Print the listing as it stands, omitting all images.

--- start of Data for the task ---

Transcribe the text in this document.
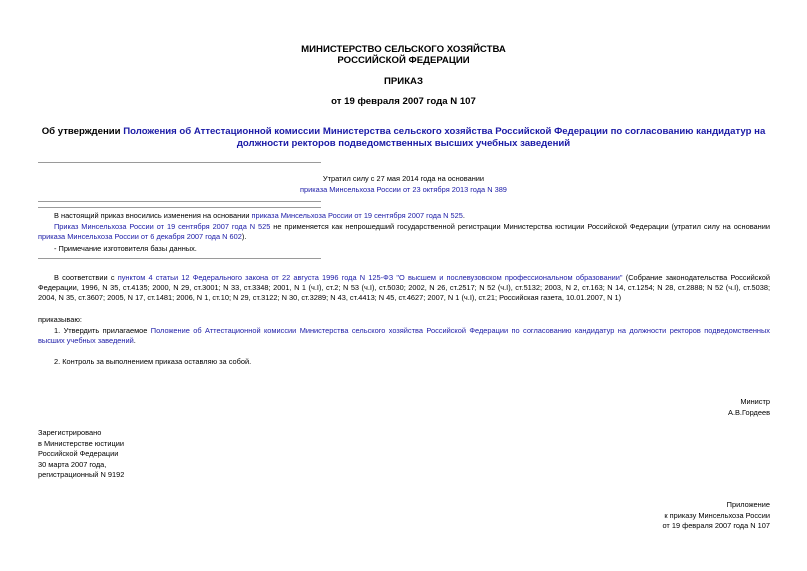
МИНИСТЕРСТВО СЕЛЬСКОГО ХОЗЯЙСТВА
РОССИЙСКОЙ ФЕДЕРАЦИИ
ПРИКАЗ
от 19 февраля 2007 года N 107
Об утверждении Положения об Аттестационной комиссии Министерства сельского хозяйства Российской Федерации по согласованию кандидатур на должности ректоров подведомственных высших учебных заведений
Утратил силу с 27 мая 2014 года на основании
приказа Минсельхоза России от 23 октября 2013 года N 389
В настоящий приказ вносились изменения на основании приказа Минсельхоза России от 19 сентября 2007 года N 525.
Приказ Минсельхоза России от 19 сентября 2007 года N 525 не применяется как непрошедший государственной регистрации Министерства юстиции Российской Федерации (утратил силу на основании приказа Минсельхоза России от 6 декабря 2007 года N 602).
- Примечание изготовителя базы данных.
В соответствии с пунктом 4 статьи 12 Федерального закона от 22 августа 1996 года N 125-ФЗ "О высшем и послевузовском профессиональном образовании" (Собрание законодательства Российской Федерации, 1996, N 35, ст.4135; 2000, N 29, ст.3001; N 33, ст.3348; 2001, N 1 (ч.I), ст.2; N 53 (ч.I), ст.5030; 2002, N 26, ст.2517; N 52 (ч.I), ст.5132; 2003, N 2, ст.163; N 14, ст.1254; N 28, ст.2888; N 52 (ч.I), ст.5038; 2004, N 35, ст.3607; 2005, N 17, ст.1481; 2006, N 1, ст.10; N 29, ст.3122; N 30, ст.3289; N 43, ст.4413; N 45, ст.4627; 2007, N 1 (ч.I), ст.21; Российская газета, 10.01.2007, N 1)
приказываю:
1. Утвердить прилагаемое Положение об Аттестационной комиссии Министерства сельского хозяйства Российской Федерации по согласованию кандидатур на должности ректоров подведомственных высших учебных заведений.
2. Контроль за выполнением приказа оставляю за собой.
Министр
А.В.Гордеев
Зарегистрировано
в Министерстве юстиции
Российской Федерации
30 марта 2007 года,
регистрационный N 9192
Приложение
к приказу Минсельхоза России
от 19 февраля 2007 года N 107
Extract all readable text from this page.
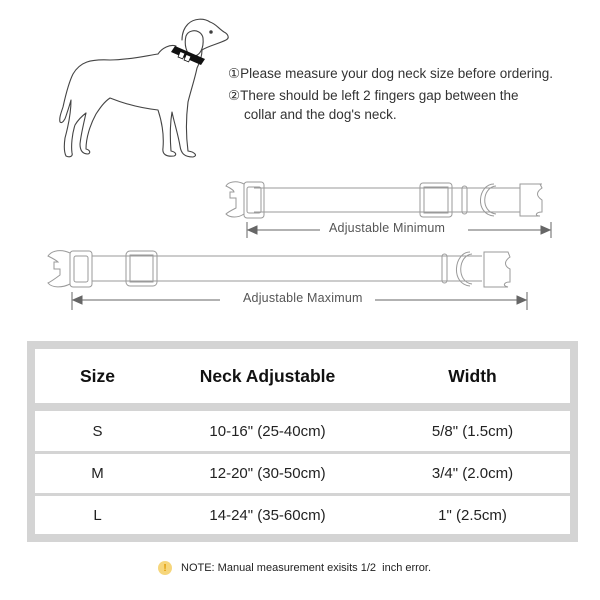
①Please measure your dog neck size before ordering.
②There should be left 2 fingers gap between the
collar and the dog's neck.
Adjustable Minimum
Adjustable Maximum
Size	Neck Adjustable	Width
S	10-16" (25-40cm)	5/8" (1.5cm)
M	12-20" (30-50cm)	3/4" (2.0cm)
L	14-24" (35-60cm)	1" (2.5cm)
!	NOTE: Manual measurement exisits 1/2  inch error.
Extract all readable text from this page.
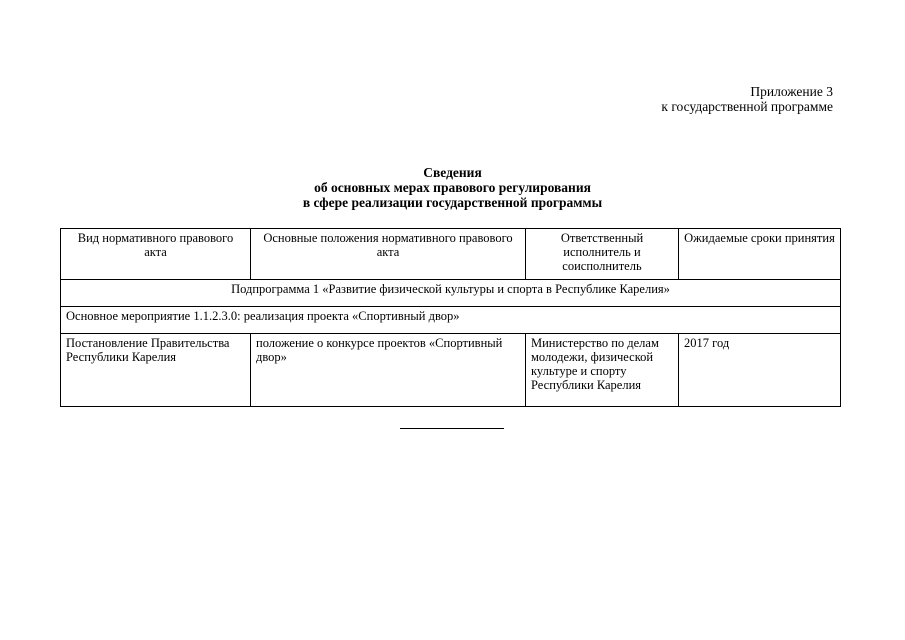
Приложение 3
к государственной программе
Сведения
об основных мерах правового регулирования
в сфере реализации государственной программы
Вид нормативного правового акта	Основные положения нормативного правового акта	Ответственный исполнитель и соисполнитель	Ожидаемые сроки принятия
Подпрограмма 1 «Развитие физической культуры и спорта в Республике Карелия»			
Основное мероприятие 1.1.2.3.0: реализация проекта «Спортивный двор»			
Постановление Правительства Республики Карелия	положение о конкурсе проектов «Спортивный двор»	Министерство по делам молодежи, физической культуре и спорту Республики Карелия	2017 год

--- end of Data for the task ---

_Response to this task_
Transcribe the text in this document.
МИНИСТЕРСТВО СЕЛЬСКОГО ХОЗЯЙСТВА
РОССИЙСКОЙ ФЕДЕРАЦИИ
ПРИКАЗ
от 19 февраля 2007 года N 107
Об утверждении Положения об Аттестационной комиссии Министерства сельского хозяйства Российской Федерации по согласованию кандидатур на должности ректоров подведомственных высших учебных заведений
Утратил силу с 27 мая 2014 года на основании
приказа Минсельхоза России от 23 октября 2013 года N 389
В настоящий приказ вносились изменения на основании приказа Минсельхоза России от 19 сентября 2007 года N 525.
Приказ Минсельхоза России от 19 сентября 2007 года N 525 не применяется как непрошедший государственной регистрации Министерства юстиции Российской Федерации (утратил силу на основании приказа Минсельхоза России от 6 декабря 2007 года N 602).
- Примечание изготовителя базы данных.
В соответствии с пунктом 4 статьи 12 Федерального закона от 22 августа 1996 года N 125-ФЗ "О высшем и послевузовском профессиональном образовании" (Собрание законодательства Российской Федерации, 1996, N 35, ст.4135; 2000, N 29, ст.3001; N 33, ст.3348; 2001, N 1 (ч.I), ст.2; N 53 (ч.I), ст.5030; 2002, N 26, ст.2517; N 52 (ч.I), ст.5132; 2003, N 2, ст.163; N 14, ст.1254; N 28, ст.2888; N 52 (ч.I), ст.5038; 2004, N 35, ст.3607; 2005, N 17, ст.1481; 2006, N 1, ст.10; N 29, ст.3122; N 30, ст.3289; N 43, ст.4413; N 45, ст.4627; 2007, N 1 (ч.I), ст.21; Российская газета, 10.01.2007, N 1)
приказываю:
1. Утвердить прилагаемое Положение об Аттестационной комиссии Министерства сельского хозяйства Российской Федерации по согласованию кандидатур на должности ректоров подведомственных высших учебных заведений.
2. Контроль за выполнением приказа оставляю за собой.
Министр
А.В.Гордеев
Зарегистрировано
в Министерстве юстиции
Российской Федерации
30 марта 2007 года,
регистрационный N 9192
Приложение
к приказу Минсельхоза России
от 19 февраля 2007 года N 107
Extract all readable text from this page.
①Please measure your dog neck size before ordering.
②There should be left 2 fingers gap between the
collar and the dog's neck.
Adjustable Minimum
Adjustable Maximum
Size	Neck Adjustable	Width
S	10-16" (25-40cm)	5/8" (1.5cm)
M	12-20" (30-50cm)	3/4" (2.0cm)
L	14-24" (35-60cm)	1" (2.5cm)
!	NOTE: Manual measurement exisits 1/2  inch error.
Extract all readable text from this page.
Приложение 3
к государственной программе
Сведения
об основных мерах правового регулирования
в сфере реализации государственной программы
Вид нормативного правового акта	Основные положения нормативного правового акта	Ответственный исполнитель и соисполнитель	Ожидаемые сроки принятия
Подпрограмма 1 «Развитие физической культуры и спорта в Республике Карелия»			
Основное мероприятие 1.1.2.3.0: реализация проекта «Спортивный двор»			
Постановление Правительства Республики Карелия	положение о конкурсе проектов «Спортивный двор»	Министерство по делам молодежи, физической культуре и спорту Республики Карелия	2017 год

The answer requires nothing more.